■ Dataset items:
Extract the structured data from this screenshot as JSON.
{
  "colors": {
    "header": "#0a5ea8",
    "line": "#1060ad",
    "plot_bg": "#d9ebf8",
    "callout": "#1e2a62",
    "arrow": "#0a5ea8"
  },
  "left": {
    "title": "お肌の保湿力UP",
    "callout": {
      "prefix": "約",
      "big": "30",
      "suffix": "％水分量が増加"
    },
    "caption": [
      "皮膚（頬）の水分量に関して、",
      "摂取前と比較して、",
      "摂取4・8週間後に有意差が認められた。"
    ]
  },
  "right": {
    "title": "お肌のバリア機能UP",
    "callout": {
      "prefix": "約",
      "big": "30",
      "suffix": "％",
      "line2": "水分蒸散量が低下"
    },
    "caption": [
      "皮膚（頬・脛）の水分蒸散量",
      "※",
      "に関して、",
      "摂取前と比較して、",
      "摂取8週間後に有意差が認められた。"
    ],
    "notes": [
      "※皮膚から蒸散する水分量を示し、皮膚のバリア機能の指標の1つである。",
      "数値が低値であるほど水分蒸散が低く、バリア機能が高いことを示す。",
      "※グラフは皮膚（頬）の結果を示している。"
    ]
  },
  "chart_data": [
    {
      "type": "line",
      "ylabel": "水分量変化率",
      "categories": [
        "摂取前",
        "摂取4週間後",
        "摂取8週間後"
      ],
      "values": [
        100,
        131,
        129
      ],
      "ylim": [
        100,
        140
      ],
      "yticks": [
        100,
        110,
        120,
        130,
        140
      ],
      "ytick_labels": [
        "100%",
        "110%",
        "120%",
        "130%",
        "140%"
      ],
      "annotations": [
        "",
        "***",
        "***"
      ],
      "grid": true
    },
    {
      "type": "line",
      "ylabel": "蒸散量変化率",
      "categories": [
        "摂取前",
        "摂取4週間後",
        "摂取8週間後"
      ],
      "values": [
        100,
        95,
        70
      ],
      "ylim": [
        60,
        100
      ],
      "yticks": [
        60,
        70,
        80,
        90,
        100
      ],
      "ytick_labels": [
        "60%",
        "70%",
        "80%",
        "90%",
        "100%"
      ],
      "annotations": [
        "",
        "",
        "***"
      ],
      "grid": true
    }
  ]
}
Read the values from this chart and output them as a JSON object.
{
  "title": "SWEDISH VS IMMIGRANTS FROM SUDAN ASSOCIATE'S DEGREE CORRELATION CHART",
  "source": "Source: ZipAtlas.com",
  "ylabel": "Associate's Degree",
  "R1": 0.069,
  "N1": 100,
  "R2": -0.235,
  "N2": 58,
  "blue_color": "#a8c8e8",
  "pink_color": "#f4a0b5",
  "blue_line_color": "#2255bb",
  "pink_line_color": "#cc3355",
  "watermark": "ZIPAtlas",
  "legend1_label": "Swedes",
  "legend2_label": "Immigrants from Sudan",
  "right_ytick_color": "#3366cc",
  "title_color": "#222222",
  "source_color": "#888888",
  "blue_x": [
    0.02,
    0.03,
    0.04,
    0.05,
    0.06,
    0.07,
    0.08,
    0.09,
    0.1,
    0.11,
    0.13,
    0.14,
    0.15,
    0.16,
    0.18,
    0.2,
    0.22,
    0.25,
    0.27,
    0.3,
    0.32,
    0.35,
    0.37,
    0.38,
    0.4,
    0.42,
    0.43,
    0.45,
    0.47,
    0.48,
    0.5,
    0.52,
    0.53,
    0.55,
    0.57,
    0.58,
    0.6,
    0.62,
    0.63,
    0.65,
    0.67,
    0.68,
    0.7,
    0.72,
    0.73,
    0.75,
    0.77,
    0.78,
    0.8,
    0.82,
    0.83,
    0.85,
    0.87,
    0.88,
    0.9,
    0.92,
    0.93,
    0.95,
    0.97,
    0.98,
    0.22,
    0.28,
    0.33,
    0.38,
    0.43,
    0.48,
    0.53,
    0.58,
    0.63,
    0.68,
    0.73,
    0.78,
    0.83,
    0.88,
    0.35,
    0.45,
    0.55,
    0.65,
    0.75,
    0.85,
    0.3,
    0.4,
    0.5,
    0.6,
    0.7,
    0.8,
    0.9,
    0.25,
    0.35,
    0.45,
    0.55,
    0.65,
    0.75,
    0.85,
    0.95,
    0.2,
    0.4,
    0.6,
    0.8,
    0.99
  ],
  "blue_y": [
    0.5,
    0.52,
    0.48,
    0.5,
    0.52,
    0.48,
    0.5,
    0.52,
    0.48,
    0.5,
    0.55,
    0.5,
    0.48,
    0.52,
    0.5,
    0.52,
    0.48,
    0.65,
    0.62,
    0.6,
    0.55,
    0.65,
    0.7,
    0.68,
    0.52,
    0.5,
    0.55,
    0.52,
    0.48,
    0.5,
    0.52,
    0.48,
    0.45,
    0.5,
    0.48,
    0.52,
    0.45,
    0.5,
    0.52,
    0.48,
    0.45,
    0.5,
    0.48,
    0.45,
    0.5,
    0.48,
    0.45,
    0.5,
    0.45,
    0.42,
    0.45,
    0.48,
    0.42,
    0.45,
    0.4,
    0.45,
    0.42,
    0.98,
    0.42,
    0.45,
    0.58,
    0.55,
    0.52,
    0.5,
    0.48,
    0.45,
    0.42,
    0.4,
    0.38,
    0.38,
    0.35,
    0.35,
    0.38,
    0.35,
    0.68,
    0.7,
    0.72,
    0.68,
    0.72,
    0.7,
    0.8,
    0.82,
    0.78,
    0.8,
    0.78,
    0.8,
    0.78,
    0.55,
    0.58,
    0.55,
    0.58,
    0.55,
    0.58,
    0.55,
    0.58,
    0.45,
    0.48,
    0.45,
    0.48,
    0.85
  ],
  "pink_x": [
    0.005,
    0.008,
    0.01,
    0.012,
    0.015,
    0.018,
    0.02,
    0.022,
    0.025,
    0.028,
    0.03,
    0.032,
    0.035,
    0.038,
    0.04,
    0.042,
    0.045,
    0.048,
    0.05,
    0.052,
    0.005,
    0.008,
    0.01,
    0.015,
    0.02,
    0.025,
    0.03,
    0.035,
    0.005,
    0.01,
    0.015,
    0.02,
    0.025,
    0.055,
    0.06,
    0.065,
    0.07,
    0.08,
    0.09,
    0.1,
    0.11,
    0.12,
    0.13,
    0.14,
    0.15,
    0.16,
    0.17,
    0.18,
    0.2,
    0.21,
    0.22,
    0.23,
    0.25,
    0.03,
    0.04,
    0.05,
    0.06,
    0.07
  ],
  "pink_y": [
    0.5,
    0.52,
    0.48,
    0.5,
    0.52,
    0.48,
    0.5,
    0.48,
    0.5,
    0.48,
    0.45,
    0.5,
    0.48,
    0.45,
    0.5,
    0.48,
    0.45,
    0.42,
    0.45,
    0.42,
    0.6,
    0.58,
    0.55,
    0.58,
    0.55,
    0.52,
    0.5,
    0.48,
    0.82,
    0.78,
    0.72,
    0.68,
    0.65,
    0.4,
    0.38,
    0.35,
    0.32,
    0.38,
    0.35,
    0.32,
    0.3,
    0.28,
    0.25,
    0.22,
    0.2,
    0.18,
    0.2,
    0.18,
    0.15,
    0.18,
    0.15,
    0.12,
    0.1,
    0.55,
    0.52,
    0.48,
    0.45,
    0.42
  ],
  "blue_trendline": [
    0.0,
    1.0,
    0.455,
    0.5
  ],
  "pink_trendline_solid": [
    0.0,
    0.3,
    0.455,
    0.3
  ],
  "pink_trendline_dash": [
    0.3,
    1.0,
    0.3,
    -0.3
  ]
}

■ Your task: Each line must be given again exactly as written above.

■ Task output:
Extract the structured data from this screenshot as JSON.
{
  "colors": {
    "header": "#0a5ea8",
    "line": "#1060ad",
    "plot_bg": "#d9ebf8",
    "callout": "#1e2a62",
    "arrow": "#0a5ea8"
  },
  "left": {
    "title": "お肌の保湿力UP",
    "callout": {
      "prefix": "約",
      "big": "30",
      "suffix": "％水分量が増加"
    },
    "caption": [
      "皮膚（頬）の水分量に関して、",
      "摂取前と比較して、",
      "摂取4・8週間後に有意差が認められた。"
    ]
  },
  "right": {
    "title": "お肌のバリア機能UP",
    "callout": {
      "prefix": "約",
      "big": "30",
      "suffix": "％",
      "line2": "水分蒸散量が低下"
    },
    "caption": [
      "皮膚（頬・脛）の水分蒸散量",
      "※",
      "に関して、",
      "摂取前と比較して、",
      "摂取8週間後に有意差が認められた。"
    ],
    "notes": [
      "※皮膚から蒸散する水分量を示し、皮膚のバリア機能の指標の1つである。",
      "数値が低値であるほど水分蒸散が低く、バリア機能が高いことを示す。",
      "※グラフは皮膚（頬）の結果を示している。"
    ]
  },
  "chart_data": [
    {
      "type": "line",
      "ylabel": "水分量変化率",
      "categories": [
        "摂取前",
        "摂取4週間後",
        "摂取8週間後"
      ],
      "values": [
        100,
        131,
        129
      ],
      "ylim": [
        100,
        140
      ],
      "yticks": [
        100,
        110,
        120,
        130,
        140
      ],
      "ytick_labels": [
        "100%",
        "110%",
        "120%",
        "130%",
        "140%"
      ],
      "annotations": [
        "",
        "***",
        "***"
      ],
      "grid": true
    },
    {
      "type": "line",
      "ylabel": "蒸散量変化率",
      "categories": [
        "摂取前",
        "摂取4週間後",
        "摂取8週間後"
      ],
      "values": [
        100,
        95,
        70
      ],
      "ylim": [
        60,
        100
      ],
      "yticks": [
        60,
        70,
        80,
        90,
        100
      ],
      "ytick_labels": [
        "60%",
        "70%",
        "80%",
        "90%",
        "100%"
      ],
      "annotations": [
        "",
        "",
        "***"
      ],
      "grid": true
    }
  ]
}
Read the values from this chart and output them as a JSON object.
{
  "title": "SWEDISH VS IMMIGRANTS FROM SUDAN ASSOCIATE'S DEGREE CORRELATION CHART",
  "source": "Source: ZipAtlas.com",
  "ylabel": "Associate's Degree",
  "R1": 0.069,
  "N1": 100,
  "R2": -0.235,
  "N2": 58,
  "blue_color": "#a8c8e8",
  "pink_color": "#f4a0b5",
  "blue_line_color": "#2255bb",
  "pink_line_color": "#cc3355",
  "watermark": "ZIPAtlas",
  "legend1_label": "Swedes",
  "legend2_label": "Immigrants from Sudan",
  "right_ytick_color": "#3366cc",
  "title_color": "#222222",
  "source_color": "#888888",
  "blue_x": [
    0.02,
    0.03,
    0.04,
    0.05,
    0.06,
    0.07,
    0.08,
    0.09,
    0.1,
    0.11,
    0.13,
    0.14,
    0.15,
    0.16,
    0.18,
    0.2,
    0.22,
    0.25,
    0.27,
    0.3,
    0.32,
    0.35,
    0.37,
    0.38,
    0.4,
    0.42,
    0.43,
    0.45,
    0.47,
    0.48,
    0.5,
    0.52,
    0.53,
    0.55,
    0.57,
    0.58,
    0.6,
    0.62,
    0.63,
    0.65,
    0.67,
    0.68,
    0.7,
    0.72,
    0.73,
    0.75,
    0.77,
    0.78,
    0.8,
    0.82,
    0.83,
    0.85,
    0.87,
    0.88,
    0.9,
    0.92,
    0.93,
    0.95,
    0.97,
    0.98,
    0.22,
    0.28,
    0.33,
    0.38,
    0.43,
    0.48,
    0.53,
    0.58,
    0.63,
    0.68,
    0.73,
    0.78,
    0.83,
    0.88,
    0.35,
    0.45,
    0.55,
    0.65,
    0.75,
    0.85,
    0.3,
    0.4,
    0.5,
    0.6,
    0.7,
    0.8,
    0.9,
    0.25,
    0.35,
    0.45,
    0.55,
    0.65,
    0.75,
    0.85,
    0.95,
    0.2,
    0.4,
    0.6,
    0.8,
    0.99
  ],
  "blue_y": [
    0.5,
    0.52,
    0.48,
    0.5,
    0.52,
    0.48,
    0.5,
    0.52,
    0.48,
    0.5,
    0.55,
    0.5,
    0.48,
    0.52,
    0.5,
    0.52,
    0.48,
    0.65,
    0.62,
    0.6,
    0.55,
    0.65,
    0.7,
    0.68,
    0.52,
    0.5,
    0.55,
    0.52,
    0.48,
    0.5,
    0.52,
    0.48,
    0.45,
    0.5,
    0.48,
    0.52,
    0.45,
    0.5,
    0.52,
    0.48,
    0.45,
    0.5,
    0.48,
    0.45,
    0.5,
    0.48,
    0.45,
    0.5,
    0.45,
    0.42,
    0.45,
    0.48,
    0.42,
    0.45,
    0.4,
    0.45,
    0.42,
    0.98,
    0.42,
    0.45,
    0.58,
    0.55,
    0.52,
    0.5,
    0.48,
    0.45,
    0.42,
    0.4,
    0.38,
    0.38,
    0.35,
    0.35,
    0.38,
    0.35,
    0.68,
    0.7,
    0.72,
    0.68,
    0.72,
    0.7,
    0.8,
    0.82,
    0.78,
    0.8,
    0.78,
    0.8,
    0.78,
    0.55,
    0.58,
    0.55,
    0.58,
    0.55,
    0.58,
    0.55,
    0.58,
    0.45,
    0.48,
    0.45,
    0.48,
    0.85
  ],
  "pink_x": [
    0.005,
    0.008,
    0.01,
    0.012,
    0.015,
    0.018,
    0.02,
    0.022,
    0.025,
    0.028,
    0.03,
    0.032,
    0.035,
    0.038,
    0.04,
    0.042,
    0.045,
    0.048,
    0.05,
    0.052,
    0.005,
    0.008,
    0.01,
    0.015,
    0.02,
    0.025,
    0.03,
    0.035,
    0.005,
    0.01,
    0.015,
    0.02,
    0.025,
    0.055,
    0.06,
    0.065,
    0.07,
    0.08,
    0.09,
    0.1,
    0.11,
    0.12,
    0.13,
    0.14,
    0.15,
    0.16,
    0.17,
    0.18,
    0.2,
    0.21,
    0.22,
    0.23,
    0.25,
    0.03,
    0.04,
    0.05,
    0.06,
    0.07
  ],
  "pink_y": [
    0.5,
    0.52,
    0.48,
    0.5,
    0.52,
    0.48,
    0.5,
    0.48,
    0.5,
    0.48,
    0.45,
    0.5,
    0.48,
    0.45,
    0.5,
    0.48,
    0.45,
    0.42,
    0.45,
    0.42,
    0.6,
    0.58,
    0.55,
    0.58,
    0.55,
    0.52,
    0.5,
    0.48,
    0.82,
    0.78,
    0.72,
    0.68,
    0.65,
    0.4,
    0.38,
    0.35,
    0.32,
    0.38,
    0.35,
    0.32,
    0.3,
    0.28,
    0.25,
    0.22,
    0.2,
    0.18,
    0.2,
    0.18,
    0.15,
    0.18,
    0.15,
    0.12,
    0.1,
    0.55,
    0.52,
    0.48,
    0.45,
    0.42
  ],
  "blue_trendline": [
    0.0,
    1.0,
    0.455,
    0.5
  ],
  "pink_trendline_solid": [
    0.0,
    0.3,
    0.455,
    0.3
  ],
  "pink_trendline_dash": [
    0.3,
    1.0,
    0.3,
    -0.3
  ]
}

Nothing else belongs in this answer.